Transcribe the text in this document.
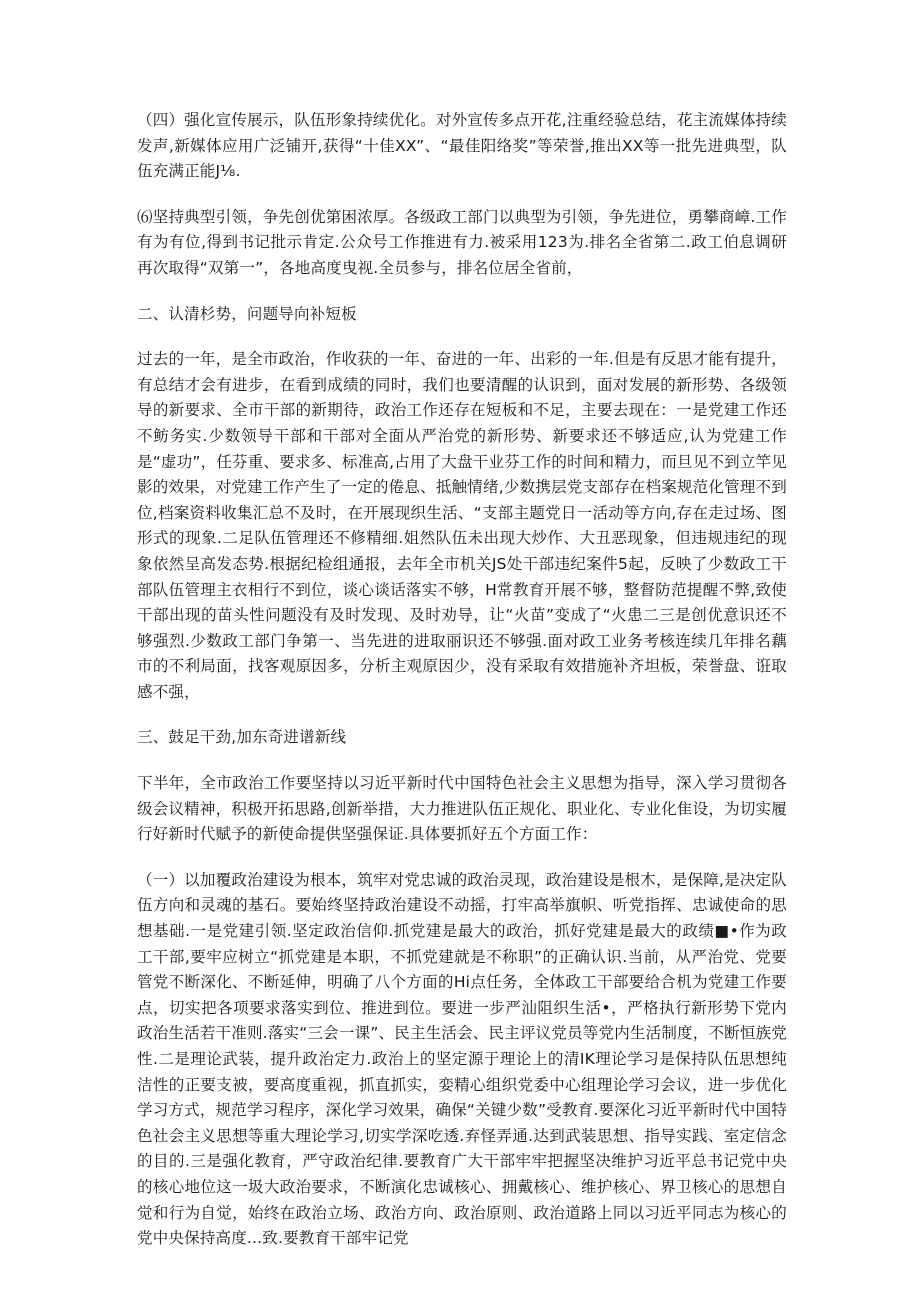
（四）强化宣传展示，队伍形象持续优化。对外宣传多点开花,注重经验总结，花主流媒体持续发声,新媒体应用广泛铺开,获得“十佳XX”、“最佳阳络奖”等荣誉,推出XX等一批先进典型，队伍充满正能J⅛.

⑹坚持典型引领，争先创优第困浓厚。各级政工部门以典型为引领，争先进位，勇攀商嶂.工作有为有位,得到书记批示肯定.公众号工作推进有力.被采用123为.排名全省第二.政工伯息调研再次取得“双第一”，各地高度曳视.全员参与，排名位居全省前，

二、认清杉势，问题导向补短板

过去的一年，是全市政治，作收获的一年、奋进的一年、出彩的一年.但是有反思才能有提升，有总结才会有进步，在看到成绩的同时，我们也要清醒的认识到，面对发展的新形势、各级领导的新要求、全市干部的新期待，政治工作还存在短板和不足，主要去现在：一是党建工作还不鲂务实.少数领导干部和干部对全面从严治党的新形势、新要求还不够适应,认为党建工作是“虚功”，任芬重、要求多、标准高,占用了大盘干业芬工作的时间和精力，而旦见不到立竿见影的效果，对党建工作产生了一定的倦息、抵触情绪,少数携层党支部存在档案规范化管理不到位,档案资料收集汇总不及时，在开展现织生活、“支部主题党日一活动等方向,存在走过场、图形式的现象.二足队伍管理还不修精细.姐然队伍未出现大炒作、大丑恶现象，但违规违纪的现象依然呈高发态势.根据纪检组通报，去年全市机关JS处干部违纪案件5起，反映了少数政工干部队伍管理主衣相行不到位，谈心谈话落实不够，H常教育开展不够，整督防范提醒不弊,致使干部出现的苗头性问题没有及时发现、及时劝导，让“火苗”变成了“火患二三是创优意识还不够强烈.少数政工部门争第一、当先进的进取丽识还不够强.面对政工业务考核连续几年排名藕市的不利局面，找客观原因多，分析主观原因少，没有采取有效措施补齐坦板，荣誉盘、诳取感不强，

三、鼓足干劲,加东奇进谱新线

下半年，全市政治工作要坚持以习近平新时代中国特色社会主义思想为指导，深入学习贯彻各级会议精神，积极开拓思路,创新举措，大力推进队伍正规化、职业化、专业化隹设，为切实履行好新时代赋予的新使命提供坚强保证.具体要抓好五个方面工作：

（一）以加覆政治建设为根本，筑牢对党忠诚的政治灵现，政治建设是根木，是保障,是决定队伍方向和灵魂的基石。要始终坚持政治建设不动摇，打牢高举旗帜、听党指挥、忠诚使命的思想基础.一是党建引领.坚定政治信仰.抓党建是最大的政治，抓好党建是最大的政绩■•作为政工干部,要牢应树立“抓党建是本职，不抓党建就是不称职”的正确认识.当前，从严治党、党要管党不断深化、不断延伸，明确了八个方面的Hi点任务，全体政工干部要给合机为党建工作要点，切实把各项要求落实到位、推进到位。要进一步严汕阻织生活•，严格执行新形势下党内政治生活若干准则.落实“三会一课”、民主生活会、民主评议党员等党内生活制度，不断恒族党性.二是理论武装，提升政治定力.政治上的坚定源于理论上的清IK理论学习是保持队伍思想纯洁性的正要支被，要高度重视，抓直抓实，娈精心组织党委中心组理论学习会议，进一步优化学习方式，规范学习程序，深化学习效果，确保“关键少数”受教育.要深化习近平新时代中国特色社会主义思想等重大理论学习,切实学深吃透.弃怪弄通.达到武装思想、指导实践、室定信念的目的.三是强化教育，严守政治纪律.要教育广大干部牢牢把握坚决维护习近平总书记党中央的核心地位这一圾大政治要求，不断演化忠诚核心、拥戴核心、维护核心、界卫核心的思想自觉和行为自觉，始终在政治立场、政治方向、政治原则、政治道路上同以习近平同志为核心的党中央保持高度...致.要教育干部牢记党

——

Your goal> Transcribe the entries above verbatim, omitting their pictures.

Final result>
Transcribe the text in this document.
（四）强化宣传展示，队伍形象持续优化。对外宣传多点开花,注重经验总结，花主流媒体持续发声,新媒体应用广泛铺开,获得“十佳XX”、“最佳阳络奖”等荣誉,推出XX等一批先进典型，队伍充满正能J⅛.

⑹坚持典型引领，争先创优第困浓厚。各级政工部门以典型为引领，争先进位，勇攀商嶂.工作有为有位,得到书记批示肯定.公众号工作推进有力.被采用123为.排名全省第二.政工伯息调研再次取得“双第一”，各地高度曳视.全员参与，排名位居全省前，

二、认清杉势，问题导向补短板

过去的一年，是全市政治，作收获的一年、奋进的一年、出彩的一年.但是有反思才能有提升，有总结才会有进步，在看到成绩的同时，我们也要清醒的认识到，面对发展的新形势、各级领导的新要求、全市干部的新期待，政治工作还存在短板和不足，主要去现在：一是党建工作还不鲂务实.少数领导干部和干部对全面从严治党的新形势、新要求还不够适应,认为党建工作是“虚功”，任芬重、要求多、标准高,占用了大盘干业芬工作的时间和精力，而旦见不到立竿见影的效果，对党建工作产生了一定的倦息、抵触情绪,少数携层党支部存在档案规范化管理不到位,档案资料收集汇总不及时，在开展现织生活、“支部主题党日一活动等方向,存在走过场、图形式的现象.二足队伍管理还不修精细.姐然队伍未出现大炒作、大丑恶现象，但违规违纪的现象依然呈高发态势.根据纪检组通报，去年全市机关JS处干部违纪案件5起，反映了少数政工干部队伍管理主衣相行不到位，谈心谈话落实不够，H常教育开展不够，整督防范提醒不弊,致使干部出现的苗头性问题没有及时发现、及时劝导，让“火苗”变成了“火患二三是创优意识还不够强烈.少数政工部门争第一、当先进的进取丽识还不够强.面对政工业务考核连续几年排名藕市的不利局面，找客观原因多，分析主观原因少，没有采取有效措施补齐坦板，荣誉盘、诳取感不强，

三、鼓足干劲,加东奇进谱新线

下半年，全市政治工作要坚持以习近平新时代中国特色社会主义思想为指导，深入学习贯彻各级会议精神，积极开拓思路,创新举措，大力推进队伍正规化、职业化、专业化隹设，为切实履行好新时代赋予的新使命提供坚强保证.具体要抓好五个方面工作：

（一）以加覆政治建设为根本，筑牢对党忠诚的政治灵现，政治建设是根木，是保障,是决定队伍方向和灵魂的基石。要始终坚持政治建设不动摇，打牢高举旗帜、听党指挥、忠诚使命的思想基础.一是党建引领.坚定政治信仰.抓党建是最大的政治，抓好党建是最大的政绩■•作为政工干部,要牢应树立“抓党建是本职，不抓党建就是不称职”的正确认识.当前，从严治党、党要管党不断深化、不断延伸，明确了八个方面的Hi点任务，全体政工干部要给合机为党建工作要点，切实把各项要求落实到位、推进到位。要进一步严汕阻织生活•，严格执行新形势下党内政治生活若干准则.落实“三会一课”、民主生活会、民主评议党员等党内生活制度，不断恒族党性.二是理论武装，提升政治定力.政治上的坚定源于理论上的清IK理论学习是保持队伍思想纯洁性的正要支被，要高度重视，抓直抓实，娈精心组织党委中心组理论学习会议，进一步优化学习方式，规范学习程序，深化学习效果，确保“关键少数”受教育.要深化习近平新时代中国特色社会主义思想等重大理论学习,切实学深吃透.弃怪弄通.达到武装思想、指导实践、室定信念的目的.三是强化教育，严守政治纪律.要教育广大干部牢牢把握坚决维护习近平总书记党中央的核心地位这一圾大政治要求，不断演化忠诚核心、拥戴核心、维护核心、界卫核心的思想自觉和行为自觉，始终在政治立场、政治方向、政治原则、政治道路上同以习近平同志为核心的党中央保持高度...致.要教育干部牢记党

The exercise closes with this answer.